Restate each line word for word. Leave out every picture.

*** THE INPUT ***

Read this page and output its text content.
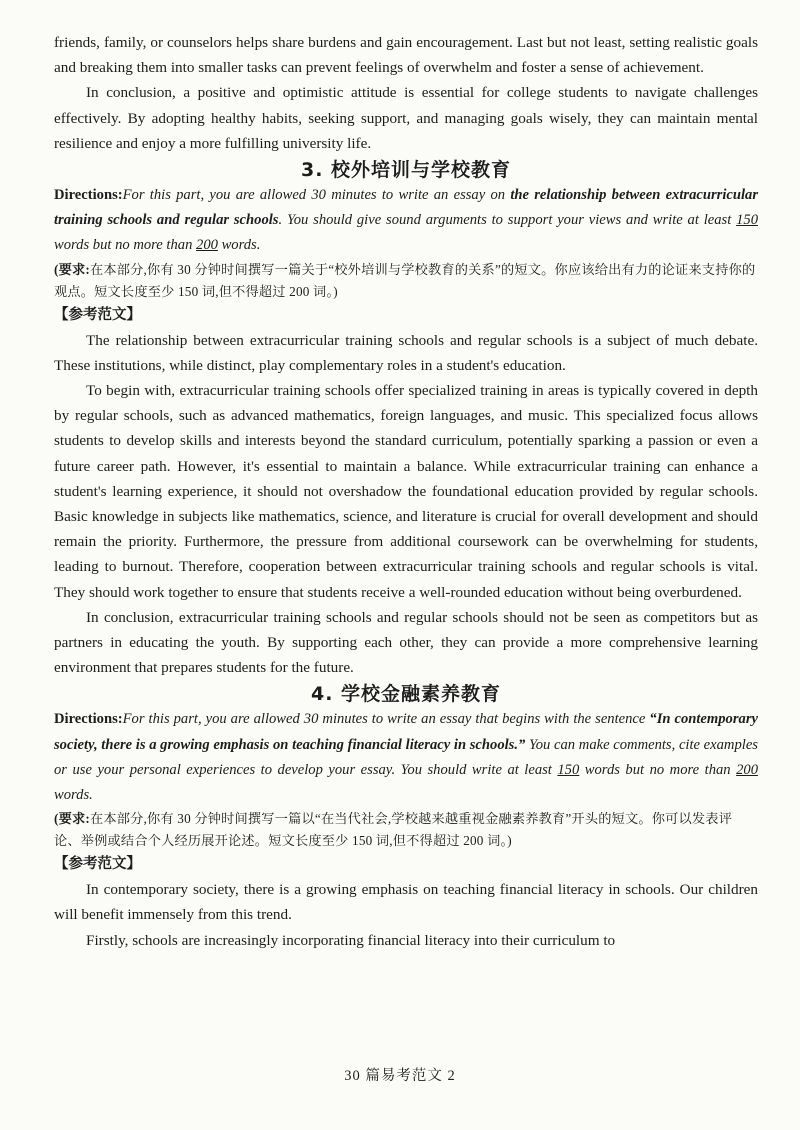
friends, family, or counselors helps share burdens and gain encouragement. Last but not least, setting realistic goals and breaking them into smaller tasks can prevent feelings of overwhelm and foster a sense of achievement.

In conclusion, a positive and optimistic attitude is essential for college students to navigate challenges effectively. By adopting healthy habits, seeking support, and managing goals wisely, they can maintain mental resilience and enjoy a more fulfilling university life.

3. 校外培训与学校教育

Directions:For this part, you are allowed 30 minutes to write an essay on the relationship between extracurricular training schools and regular schools. You should give sound arguments to support your views and write at least 150 words but no more than 200 words.

(要求:在本部分,你有 30 分钟时间撰写一篇关于“校外培训与学校教育的关系”的短文。你应该给出有力的论证来支持你的观点。短文长度至少 150 词,但不得超过 200 词。)

【参考范文】

The relationship between extracurricular training schools and regular schools is a subject of much debate. These institutions, while distinct, play complementary roles in a student's education.

To begin with, extracurricular training schools offer specialized training in areas is typically covered in depth by regular schools, such as advanced mathematics, foreign languages, and music. This specialized focus allows students to develop skills and interests beyond the standard curriculum, potentially sparking a passion or even a future career path. However, it's essential to maintain a balance. While extracurricular training can enhance a student's learning experience, it should not overshadow the foundational education provided by regular schools. Basic knowledge in subjects like mathematics, science, and literature is crucial for overall development and should remain the priority. Furthermore, the pressure from additional coursework can be overwhelming for students, leading to burnout. Therefore, cooperation between extracurricular training schools and regular schools is vital. They should work together to ensure that students receive a well-rounded education without being overburdened.

In conclusion, extracurricular training schools and regular schools should not be seen as competitors but as partners in educating the youth. By supporting each other, they can provide a more comprehensive learning environment that prepares students for the future.

4. 学校金融素养教育

Directions:For this part, you are allowed 30 minutes to write an essay that begins with the sentence “In contemporary society, there is a growing emphasis on teaching financial literacy in schools.” You can make comments, cite examples or use your personal experiences to develop your essay. You should write at least 150 words but no more than 200 words.

(要求:在本部分,你有 30 分钟时间撰写一篇以“在当代社会,学校越来越重视金融素养教育”开头的短文。你可以发表评论、举例或结合个人经历展开论述。短文长度至少 150 词,但不得超过 200 词。)

【参考范文】

In contemporary society, there is a growing emphasis on teaching financial literacy in schools. Our children will benefit immensely from this trend.

Firstly, schools are increasingly incorporating financial literacy into their curriculum to

30 篇易考范文 2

***

ANSWER FOR THE TASK:
Read this page and output its text content.
friends, family, or counselors helps share burdens and gain encouragement. Last but not least, setting realistic goals and breaking them into smaller tasks can prevent feelings of overwhelm and foster a sense of achievement.

In conclusion, a positive and optimistic attitude is essential for college students to navigate challenges effectively. By adopting healthy habits, seeking support, and managing goals wisely, they can maintain mental resilience and enjoy a more fulfilling university life.

3. 校外培训与学校教育

Directions:For this part, you are allowed 30 minutes to write an essay on the relationship between extracurricular training schools and regular schools. You should give sound arguments to support your views and write at least 150 words but no more than 200 words.

(要求:在本部分,你有 30 分钟时间撰写一篇关于“校外培训与学校教育的关系”的短文。你应该给出有力的论证来支持你的观点。短文长度至少 150 词,但不得超过 200 词。)

【参考范文】

The relationship between extracurricular training schools and regular schools is a subject of much debate. These institutions, while distinct, play complementary roles in a student's education.

To begin with, extracurricular training schools offer specialized training in areas is typically covered in depth by regular schools, such as advanced mathematics, foreign languages, and music. This specialized focus allows students to develop skills and interests beyond the standard curriculum, potentially sparking a passion or even a future career path. However, it's essential to maintain a balance. While extracurricular training can enhance a student's learning experience, it should not overshadow the foundational education provided by regular schools. Basic knowledge in subjects like mathematics, science, and literature is crucial for overall development and should remain the priority. Furthermore, the pressure from additional coursework can be overwhelming for students, leading to burnout. Therefore, cooperation between extracurricular training schools and regular schools is vital. They should work together to ensure that students receive a well-rounded education without being overburdened.

In conclusion, extracurricular training schools and regular schools should not be seen as competitors but as partners in educating the youth. By supporting each other, they can provide a more comprehensive learning environment that prepares students for the future.

4. 学校金融素养教育

Directions:For this part, you are allowed 30 minutes to write an essay that begins with the sentence “In contemporary society, there is a growing emphasis on teaching financial literacy in schools.” You can make comments, cite examples or use your personal experiences to develop your essay. You should write at least 150 words but no more than 200 words.

(要求:在本部分,你有 30 分钟时间撰写一篇以“在当代社会,学校越来越重视金融素养教育”开头的短文。你可以发表评论、举例或结合个人经历展开论述。短文长度至少 150 词,但不得超过 200 词。)

【参考范文】

In contemporary society, there is a growing emphasis on teaching financial literacy in schools. Our children will benefit immensely from this trend.

Firstly, schools are increasingly incorporating financial literacy into their curriculum to

30 篇易考范文 2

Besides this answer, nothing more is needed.